▶ **Required work**
In the entries that follow, count each line containing "vstupní" and state the total, nothing more.

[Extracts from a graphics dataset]
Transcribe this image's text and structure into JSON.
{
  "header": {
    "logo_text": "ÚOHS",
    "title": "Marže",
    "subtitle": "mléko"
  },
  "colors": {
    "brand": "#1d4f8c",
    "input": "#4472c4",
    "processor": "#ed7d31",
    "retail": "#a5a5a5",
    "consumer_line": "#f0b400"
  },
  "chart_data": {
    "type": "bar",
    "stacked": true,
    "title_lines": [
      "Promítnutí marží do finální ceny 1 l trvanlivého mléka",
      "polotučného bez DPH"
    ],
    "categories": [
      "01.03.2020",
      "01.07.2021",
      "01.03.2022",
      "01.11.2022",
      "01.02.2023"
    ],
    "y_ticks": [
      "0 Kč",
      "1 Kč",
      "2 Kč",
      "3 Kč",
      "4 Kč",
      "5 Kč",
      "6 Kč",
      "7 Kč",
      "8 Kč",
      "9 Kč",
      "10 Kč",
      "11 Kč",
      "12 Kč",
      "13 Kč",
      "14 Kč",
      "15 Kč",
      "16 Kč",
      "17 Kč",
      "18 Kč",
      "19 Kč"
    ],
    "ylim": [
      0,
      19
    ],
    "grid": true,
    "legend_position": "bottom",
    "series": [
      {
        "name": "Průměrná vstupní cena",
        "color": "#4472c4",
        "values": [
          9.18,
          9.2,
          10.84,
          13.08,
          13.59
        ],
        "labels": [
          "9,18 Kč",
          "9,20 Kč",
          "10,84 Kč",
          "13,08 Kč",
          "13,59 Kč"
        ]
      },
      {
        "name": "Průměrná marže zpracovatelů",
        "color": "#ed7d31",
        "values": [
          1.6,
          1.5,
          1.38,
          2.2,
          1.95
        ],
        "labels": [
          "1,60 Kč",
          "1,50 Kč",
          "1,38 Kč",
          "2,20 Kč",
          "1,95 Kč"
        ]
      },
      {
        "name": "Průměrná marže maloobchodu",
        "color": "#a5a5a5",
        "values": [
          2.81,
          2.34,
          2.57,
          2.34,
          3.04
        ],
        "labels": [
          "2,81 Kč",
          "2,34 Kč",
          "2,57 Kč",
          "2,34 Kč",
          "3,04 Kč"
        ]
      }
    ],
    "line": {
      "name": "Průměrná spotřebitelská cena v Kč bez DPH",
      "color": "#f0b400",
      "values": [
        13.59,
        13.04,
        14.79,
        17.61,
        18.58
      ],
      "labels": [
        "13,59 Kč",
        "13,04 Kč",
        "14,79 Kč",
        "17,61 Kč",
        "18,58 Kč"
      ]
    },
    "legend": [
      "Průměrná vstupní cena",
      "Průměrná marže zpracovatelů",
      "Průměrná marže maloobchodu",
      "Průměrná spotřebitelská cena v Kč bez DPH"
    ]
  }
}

▶ **Output**
2